Copy out the lines that have "name" in them.

**RAW RECORDS:**
====
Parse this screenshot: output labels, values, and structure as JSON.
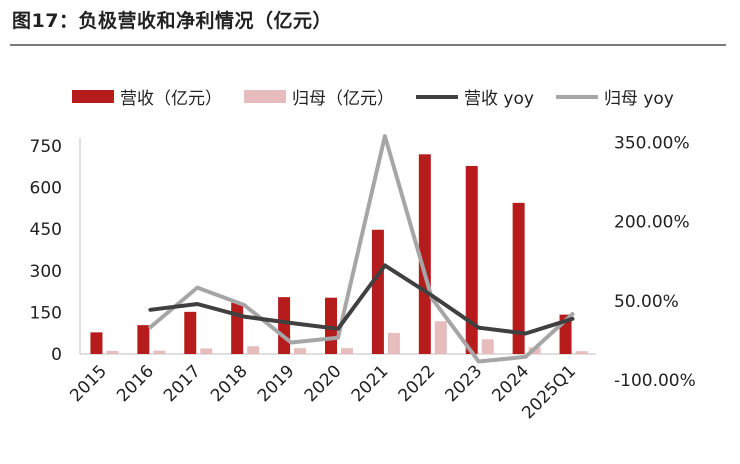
{
  "title": "图17：负极营收和净利情况（亿元）",
  "legend": {
    "revenue": "营收（亿元）",
    "profit": "归母（亿元）",
    "revenue_yoy": "营收 yoy",
    "profit_yoy": "归母 yoy"
  },
  "colors": {
    "revenue": "#b71c1c",
    "profit": "#e6bcbc",
    "revenue_yoy": "#404040",
    "profit_yoy": "#a6a6a6"
  },
  "chart_data": {
    "type": "bar",
    "categories": [
      "2015",
      "2016",
      "2017",
      "2018",
      "2019",
      "2020",
      "2021",
      "2022",
      "2023",
      "2024",
      "2025Q1"
    ],
    "series": [
      {
        "name": "营收（亿元）",
        "type": "bar",
        "axis": "left",
        "values": [
          78,
          104,
          152,
          185,
          205,
          203,
          448,
          720,
          678,
          545,
          142
        ]
      },
      {
        "name": "归母（亿元）",
        "type": "bar",
        "axis": "left",
        "values": [
          11,
          12,
          20,
          28,
          21,
          21,
          76,
          118,
          53,
          24,
          10
        ]
      },
      {
        "name": "营收 yoy",
        "type": "line",
        "axis": "right",
        "values": [
          null,
          33.0,
          44.0,
          20.0,
          8.0,
          -3.0,
          117.0,
          60.0,
          -1.0,
          -12.0,
          16.0
        ]
      },
      {
        "name": "归母 yoy",
        "type": "line",
        "axis": "right",
        "values": [
          null,
          0.0,
          75.0,
          42.0,
          -29.0,
          -20.0,
          362.0,
          55.0,
          -65.0,
          -56.0,
          25.0
        ]
      }
    ],
    "left_axis": {
      "ticks": [
        "0",
        "150",
        "300",
        "450",
        "600",
        "750"
      ],
      "ylim": [
        0,
        750
      ]
    },
    "right_axis": {
      "ticks": [
        "-100.00%",
        "50.00%",
        "200.00%",
        "350.00%"
      ],
      "ylim": [
        -100,
        400
      ]
    },
    "legend_position": "top",
    "grid": false
  }
}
====
**COMPLETE ANSWER:**
        "name": "营收（亿元）",
        "name": "归母（亿元）",
        "name": "营收 yoy",
        "name": "归母 yoy",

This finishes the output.